▸ **DATA IN THIS EXERCISE**:
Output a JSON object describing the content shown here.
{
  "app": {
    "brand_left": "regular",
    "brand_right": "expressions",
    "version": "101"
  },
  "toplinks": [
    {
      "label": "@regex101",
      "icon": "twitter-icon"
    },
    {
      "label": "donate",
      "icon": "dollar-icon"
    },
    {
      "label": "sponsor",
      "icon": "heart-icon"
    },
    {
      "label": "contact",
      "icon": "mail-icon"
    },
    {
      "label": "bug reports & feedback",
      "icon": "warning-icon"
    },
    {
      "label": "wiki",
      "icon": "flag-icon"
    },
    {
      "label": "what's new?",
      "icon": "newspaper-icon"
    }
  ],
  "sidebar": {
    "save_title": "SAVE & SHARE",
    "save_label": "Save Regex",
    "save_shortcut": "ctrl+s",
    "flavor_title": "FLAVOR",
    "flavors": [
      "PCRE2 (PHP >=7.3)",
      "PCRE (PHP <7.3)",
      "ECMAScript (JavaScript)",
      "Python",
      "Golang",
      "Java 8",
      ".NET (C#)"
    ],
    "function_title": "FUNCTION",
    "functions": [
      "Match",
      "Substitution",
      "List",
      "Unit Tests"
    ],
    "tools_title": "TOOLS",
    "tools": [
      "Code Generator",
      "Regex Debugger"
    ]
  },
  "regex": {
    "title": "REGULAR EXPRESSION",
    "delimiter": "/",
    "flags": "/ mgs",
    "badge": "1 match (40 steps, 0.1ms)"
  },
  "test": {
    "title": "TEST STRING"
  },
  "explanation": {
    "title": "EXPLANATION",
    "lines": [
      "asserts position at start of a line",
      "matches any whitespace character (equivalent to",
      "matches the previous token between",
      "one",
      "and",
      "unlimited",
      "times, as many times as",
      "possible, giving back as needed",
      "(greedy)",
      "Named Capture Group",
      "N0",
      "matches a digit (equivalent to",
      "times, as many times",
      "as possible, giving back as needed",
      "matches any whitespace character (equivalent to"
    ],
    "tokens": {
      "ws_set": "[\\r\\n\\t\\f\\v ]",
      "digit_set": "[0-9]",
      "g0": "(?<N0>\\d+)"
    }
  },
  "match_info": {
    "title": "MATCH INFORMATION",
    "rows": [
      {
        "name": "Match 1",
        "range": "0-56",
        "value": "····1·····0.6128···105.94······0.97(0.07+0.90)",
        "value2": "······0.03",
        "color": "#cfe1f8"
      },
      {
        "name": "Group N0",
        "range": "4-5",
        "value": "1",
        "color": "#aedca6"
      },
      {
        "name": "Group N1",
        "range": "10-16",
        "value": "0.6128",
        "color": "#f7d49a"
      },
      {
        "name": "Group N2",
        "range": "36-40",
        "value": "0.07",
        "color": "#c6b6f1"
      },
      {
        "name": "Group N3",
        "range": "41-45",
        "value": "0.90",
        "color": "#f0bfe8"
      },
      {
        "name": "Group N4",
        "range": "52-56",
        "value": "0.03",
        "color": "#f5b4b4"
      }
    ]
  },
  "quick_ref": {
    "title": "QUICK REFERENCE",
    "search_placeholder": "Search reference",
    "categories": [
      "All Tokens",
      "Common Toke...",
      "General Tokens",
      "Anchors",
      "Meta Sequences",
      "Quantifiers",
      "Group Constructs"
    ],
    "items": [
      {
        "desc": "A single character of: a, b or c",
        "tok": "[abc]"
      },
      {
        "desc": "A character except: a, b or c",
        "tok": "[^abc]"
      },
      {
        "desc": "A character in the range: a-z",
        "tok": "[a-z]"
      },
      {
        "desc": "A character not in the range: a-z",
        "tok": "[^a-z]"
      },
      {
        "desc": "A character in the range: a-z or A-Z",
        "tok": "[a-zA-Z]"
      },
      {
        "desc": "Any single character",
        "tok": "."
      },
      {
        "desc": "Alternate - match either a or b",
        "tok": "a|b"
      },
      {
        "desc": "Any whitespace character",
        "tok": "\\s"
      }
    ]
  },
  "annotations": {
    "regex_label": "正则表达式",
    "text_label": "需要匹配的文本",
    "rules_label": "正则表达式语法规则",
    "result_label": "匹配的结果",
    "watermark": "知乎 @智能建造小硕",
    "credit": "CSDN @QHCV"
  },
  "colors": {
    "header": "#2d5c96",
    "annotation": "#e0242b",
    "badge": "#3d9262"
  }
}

▸ **TASK OBJECTIVE**: Give back each line above precisely as it stands.

▸ **CORRECT ANSWER**:
Output a JSON object describing the content shown here.
{
  "app": {
    "brand_left": "regular",
    "brand_right": "expressions",
    "version": "101"
  },
  "toplinks": [
    {
      "label": "@regex101",
      "icon": "twitter-icon"
    },
    {
      "label": "donate",
      "icon": "dollar-icon"
    },
    {
      "label": "sponsor",
      "icon": "heart-icon"
    },
    {
      "label": "contact",
      "icon": "mail-icon"
    },
    {
      "label": "bug reports & feedback",
      "icon": "warning-icon"
    },
    {
      "label": "wiki",
      "icon": "flag-icon"
    },
    {
      "label": "what's new?",
      "icon": "newspaper-icon"
    }
  ],
  "sidebar": {
    "save_title": "SAVE & SHARE",
    "save_label": "Save Regex",
    "save_shortcut": "ctrl+s",
    "flavor_title": "FLAVOR",
    "flavors": [
      "PCRE2 (PHP >=7.3)",
      "PCRE (PHP <7.3)",
      "ECMAScript (JavaScript)",
      "Python",
      "Golang",
      "Java 8",
      ".NET (C#)"
    ],
    "function_title": "FUNCTION",
    "functions": [
      "Match",
      "Substitution",
      "List",
      "Unit Tests"
    ],
    "tools_title": "TOOLS",
    "tools": [
      "Code Generator",
      "Regex Debugger"
    ]
  },
  "regex": {
    "title": "REGULAR EXPRESSION",
    "delimiter": "/",
    "flags": "/ mgs",
    "badge": "1 match (40 steps, 0.1ms)"
  },
  "test": {
    "title": "TEST STRING"
  },
  "explanation": {
    "title": "EXPLANATION",
    "lines": [
      "asserts position at start of a line",
      "matches any whitespace character (equivalent to",
      "matches the previous token between",
      "one",
      "and",
      "unlimited",
      "times, as many times as",
      "possible, giving back as needed",
      "(greedy)",
      "Named Capture Group",
      "N0",
      "matches a digit (equivalent to",
      "times, as many times",
      "as possible, giving back as needed",
      "matches any whitespace character (equivalent to"
    ],
    "tokens": {
      "ws_set": "[\\r\\n\\t\\f\\v ]",
      "digit_set": "[0-9]",
      "g0": "(?<N0>\\d+)"
    }
  },
  "match_info": {
    "title": "MATCH INFORMATION",
    "rows": [
      {
        "name": "Match 1",
        "range": "0-56",
        "value": "····1·····0.6128···105.94······0.97(0.07+0.90)",
        "value2": "······0.03",
        "color": "#cfe1f8"
      },
      {
        "name": "Group N0",
        "range": "4-5",
        "value": "1",
        "color": "#aedca6"
      },
      {
        "name": "Group N1",
        "range": "10-16",
        "value": "0.6128",
        "color": "#f7d49a"
      },
      {
        "name": "Group N2",
        "range": "36-40",
        "value": "0.07",
        "color": "#c6b6f1"
      },
      {
        "name": "Group N3",
        "range": "41-45",
        "value": "0.90",
        "color": "#f0bfe8"
      },
      {
        "name": "Group N4",
        "range": "52-56",
        "value": "0.03",
        "color": "#f5b4b4"
      }
    ]
  },
  "quick_ref": {
    "title": "QUICK REFERENCE",
    "search_placeholder": "Search reference",
    "categories": [
      "All Tokens",
      "Common Toke...",
      "General Tokens",
      "Anchors",
      "Meta Sequences",
      "Quantifiers",
      "Group Constructs"
    ],
    "items": [
      {
        "desc": "A single character of: a, b or c",
        "tok": "[abc]"
      },
      {
        "desc": "A character except: a, b or c",
        "tok": "[^abc]"
      },
      {
        "desc": "A character in the range: a-z",
        "tok": "[a-z]"
      },
      {
        "desc": "A character not in the range: a-z",
        "tok": "[^a-z]"
      },
      {
        "desc": "A character in the range: a-z or A-Z",
        "tok": "[a-zA-Z]"
      },
      {
        "desc": "Any single character",
        "tok": "."
      },
      {
        "desc": "Alternate - match either a or b",
        "tok": "a|b"
      },
      {
        "desc": "Any whitespace character",
        "tok": "\\s"
      }
    ]
  },
  "annotations": {
    "regex_label": "正则表达式",
    "text_label": "需要匹配的文本",
    "rules_label": "正则表达式语法规则",
    "result_label": "匹配的结果",
    "watermark": "知乎 @智能建造小硕",
    "credit": "CSDN @QHCV"
  },
  "colors": {
    "header": "#2d5c96",
    "annotation": "#e0242b",
    "badge": "#3d9262"
  }
}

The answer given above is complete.